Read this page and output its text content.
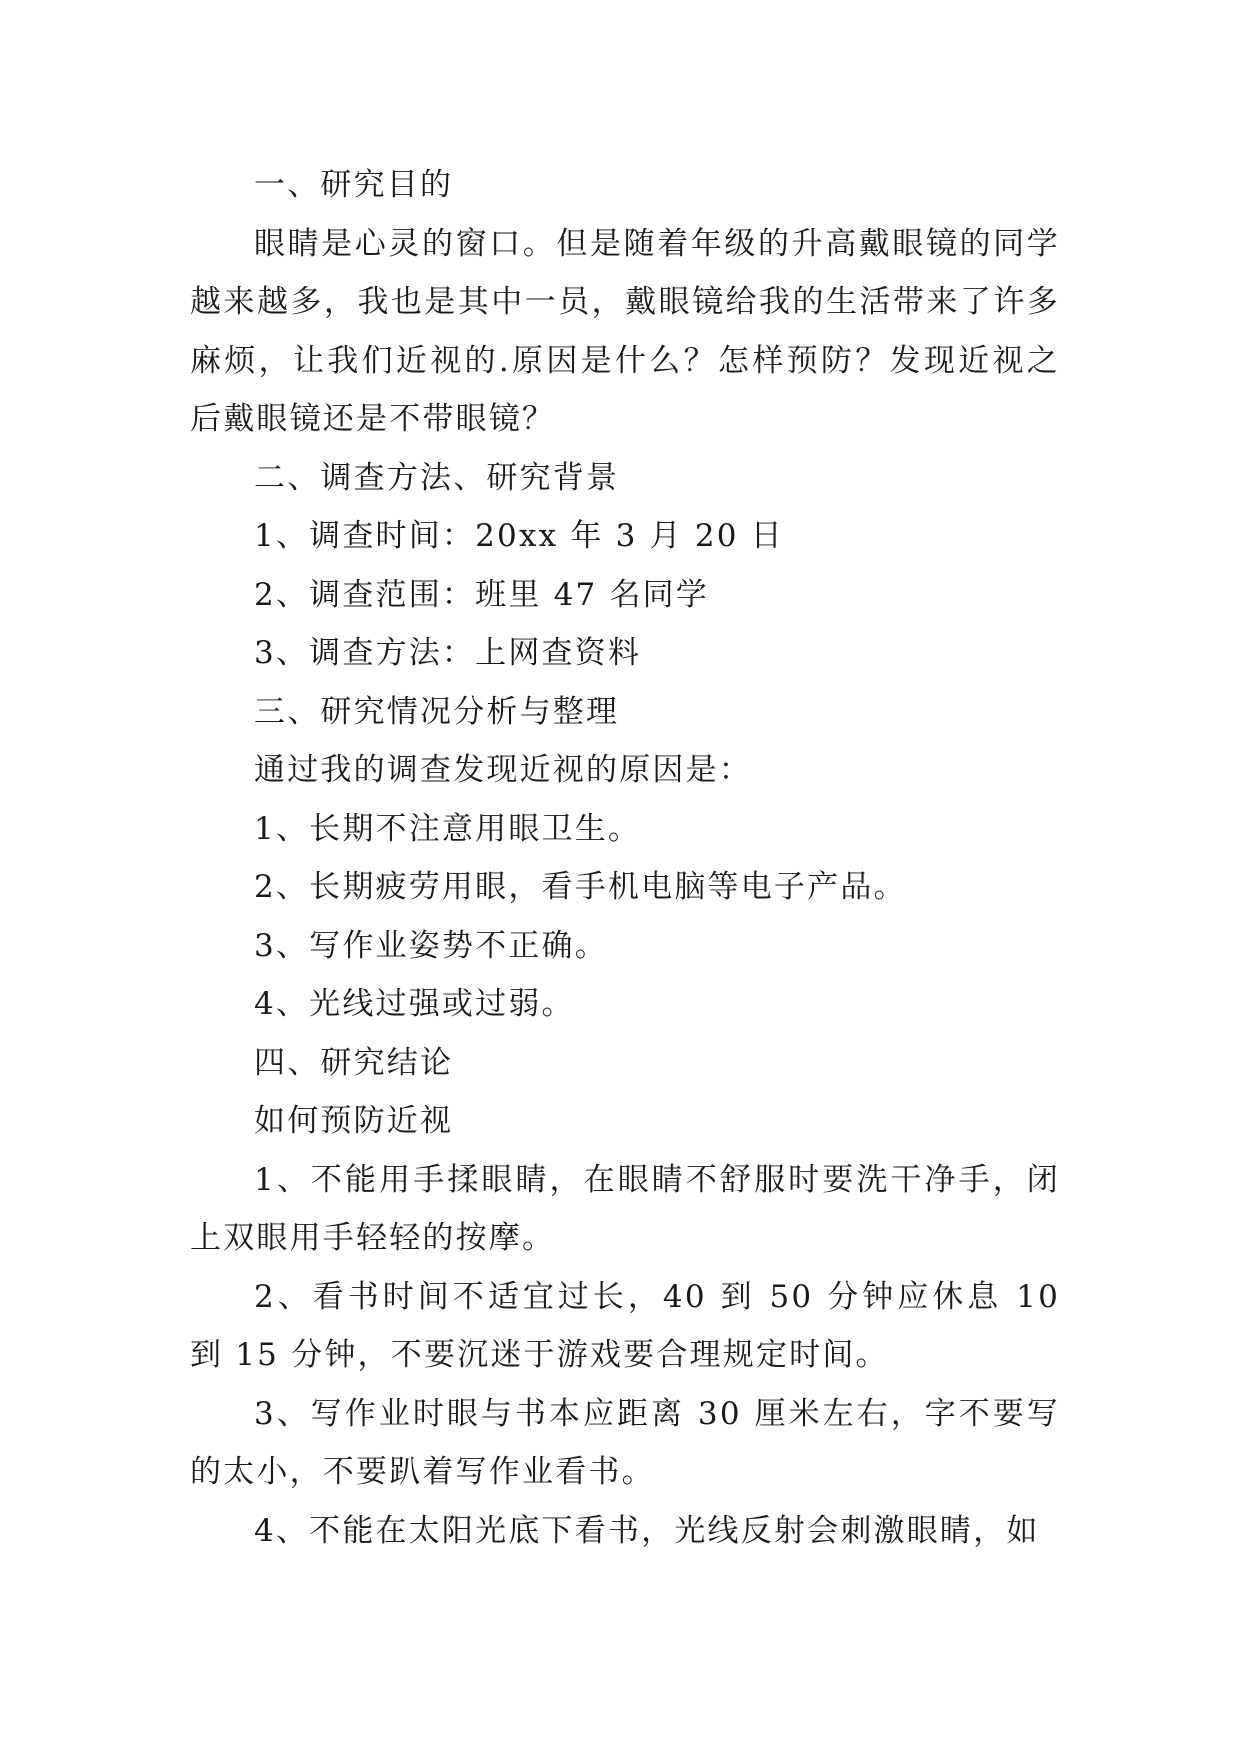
一、研究目的

眼睛是心灵的窗口。但是随着年级的升高戴眼镜的同学越来越多，我也是其中一员，戴眼镜给我的生活带来了许多麻烦，让我们近视的.原因是什么？怎样预防？发现近视之后戴眼镜还是不带眼镜？

二、调查方法、研究背景

1、调查时间：20xx 年 3 月 20 日

2、调查范围：班里 47 名同学

3、调查方法：上网查资料

三、研究情况分析与整理

通过我的调查发现近视的原因是：

1、长期不注意用眼卫生。

2、长期疲劳用眼，看手机电脑等电子产品。

3、写作业姿势不正确。

4、光线过强或过弱。

四、研究结论

如何预防近视

1、不能用手揉眼睛，在眼睛不舒服时要洗干净手，闭上双眼用手轻轻的按摩。

2、看书时间不适宜过长，40 到 50 分钟应休息 10 到 15 分钟，不要沉迷于游戏要合理规定时间。

3、写作业时眼与书本应距离 30 厘米左右，字不要写的太小，不要趴着写作业看书。

4、不能在太阳光底下看书，光线反射会刺激眼睛，如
• • • • •
Pictures are to be left out; all else in the entries above is to be quoted exactly.

Read this page and output its text content.
一、研究目的

眼睛是心灵的窗口。但是随着年级的升高戴眼镜的同学越来越多，我也是其中一员，戴眼镜给我的生活带来了许多麻烦，让我们近视的.原因是什么？怎样预防？发现近视之后戴眼镜还是不带眼镜？

二、调查方法、研究背景

1、调查时间：20xx 年 3 月 20 日

2、调查范围：班里 47 名同学

3、调查方法：上网查资料

三、研究情况分析与整理

通过我的调查发现近视的原因是：

1、长期不注意用眼卫生。

2、长期疲劳用眼，看手机电脑等电子产品。

3、写作业姿势不正确。

4、光线过强或过弱。

四、研究结论

如何预防近视

1、不能用手揉眼睛，在眼睛不舒服时要洗干净手，闭上双眼用手轻轻的按摩。

2、看书时间不适宜过长，40 到 50 分钟应休息 10 到 15 分钟，不要沉迷于游戏要合理规定时间。

3、写作业时眼与书本应距离 30 厘米左右，字不要写的太小，不要趴着写作业看书。

4、不能在太阳光底下看书，光线反射会刺激眼睛，如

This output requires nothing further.